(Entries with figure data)
⁂

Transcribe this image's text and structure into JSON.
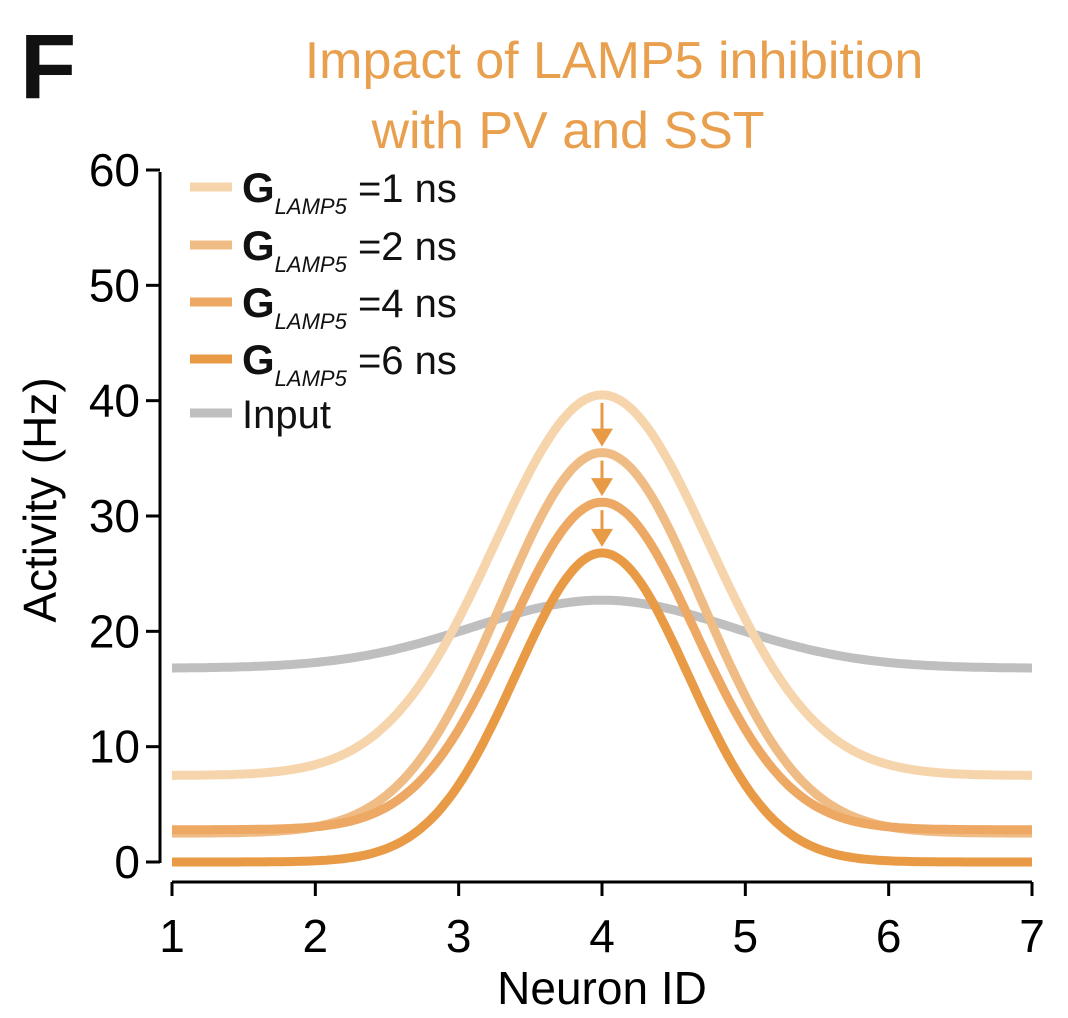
{
  "panel_label": "F",
  "title_lines": [
    "Impact of LAMP5 inhibition",
    "with PV and SST"
  ],
  "title_color": "#E9A04E",
  "chart_data": {
    "type": "line",
    "xlabel": "Neuron ID",
    "ylabel": "Activity (Hz)",
    "xlim": [
      1,
      7
    ],
    "ylim": [
      0,
      60
    ],
    "xticks": [
      "1",
      "2",
      "3",
      "4",
      "5",
      "6",
      "7"
    ],
    "yticks": [
      "0",
      "10",
      "20",
      "30",
      "40",
      "50",
      "60"
    ],
    "grid": false,
    "legend_position": "top-left",
    "series": [
      {
        "name": "G_LAMP5 =1 ns",
        "legend_main": "G",
        "legend_sub": "LAMP5",
        "legend_rest": " =1 ns",
        "color": "#F6D5AC",
        "base": 7.5,
        "peak": 40.5,
        "sigma": 0.75
      },
      {
        "name": "G_LAMP5 =2 ns",
        "legend_main": "G",
        "legend_sub": "LAMP5",
        "legend_rest": " =2 ns",
        "color": "#F0BC85",
        "base": 2.5,
        "peak": 35.5,
        "sigma": 0.7
      },
      {
        "name": "G_LAMP5 =4 ns",
        "legend_main": "G",
        "legend_sub": "LAMP5",
        "legend_rest": " =4 ns",
        "color": "#EDA864",
        "base": 2.8,
        "peak": 31.2,
        "sigma": 0.65
      },
      {
        "name": "G_LAMP5 =6 ns",
        "legend_main": "G",
        "legend_sub": "LAMP5",
        "legend_rest": " =6 ns",
        "color": "#E99A45",
        "base": 0.0,
        "peak": 26.8,
        "sigma": 0.6
      },
      {
        "name": "Input",
        "legend_main": "Input",
        "legend_sub": "",
        "legend_rest": "",
        "color": "#BFBFBF",
        "base": 16.8,
        "peak": 22.7,
        "sigma": 0.9
      }
    ],
    "arrow_color": "#E99A45",
    "arrows_at_x": 4,
    "arrow_spans": [
      [
        40.5,
        35.5
      ],
      [
        35.5,
        31.2
      ],
      [
        31.2,
        26.8
      ]
    ]
  }
}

⁂

## [What the exercise asks]
Strip out the images, then output the records above word for word.

## [Task answer]
Transcribe this image's text and structure into JSON.
{
  "panel_label": "F",
  "title_lines": [
    "Impact of LAMP5 inhibition",
    "with PV and SST"
  ],
  "title_color": "#E9A04E",
  "chart_data": {
    "type": "line",
    "xlabel": "Neuron ID",
    "ylabel": "Activity (Hz)",
    "xlim": [
      1,
      7
    ],
    "ylim": [
      0,
      60
    ],
    "xticks": [
      "1",
      "2",
      "3",
      "4",
      "5",
      "6",
      "7"
    ],
    "yticks": [
      "0",
      "10",
      "20",
      "30",
      "40",
      "50",
      "60"
    ],
    "grid": false,
    "legend_position": "top-left",
    "series": [
      {
        "name": "G_LAMP5 =1 ns",
        "legend_main": "G",
        "legend_sub": "LAMP5",
        "legend_rest": " =1 ns",
        "color": "#F6D5AC",
        "base": 7.5,
        "peak": 40.5,
        "sigma": 0.75
      },
      {
        "name": "G_LAMP5 =2 ns",
        "legend_main": "G",
        "legend_sub": "LAMP5",
        "legend_rest": " =2 ns",
        "color": "#F0BC85",
        "base": 2.5,
        "peak": 35.5,
        "sigma": 0.7
      },
      {
        "name": "G_LAMP5 =4 ns",
        "legend_main": "G",
        "legend_sub": "LAMP5",
        "legend_rest": " =4 ns",
        "color": "#EDA864",
        "base": 2.8,
        "peak": 31.2,
        "sigma": 0.65
      },
      {
        "name": "G_LAMP5 =6 ns",
        "legend_main": "G",
        "legend_sub": "LAMP5",
        "legend_rest": " =6 ns",
        "color": "#E99A45",
        "base": 0.0,
        "peak": 26.8,
        "sigma": 0.6
      },
      {
        "name": "Input",
        "legend_main": "Input",
        "legend_sub": "",
        "legend_rest": "",
        "color": "#BFBFBF",
        "base": 16.8,
        "peak": 22.7,
        "sigma": 0.9
      }
    ],
    "arrow_color": "#E99A45",
    "arrows_at_x": 4,
    "arrow_spans": [
      [
        40.5,
        35.5
      ],
      [
        35.5,
        31.2
      ],
      [
        31.2,
        26.8
      ]
    ]
  }
}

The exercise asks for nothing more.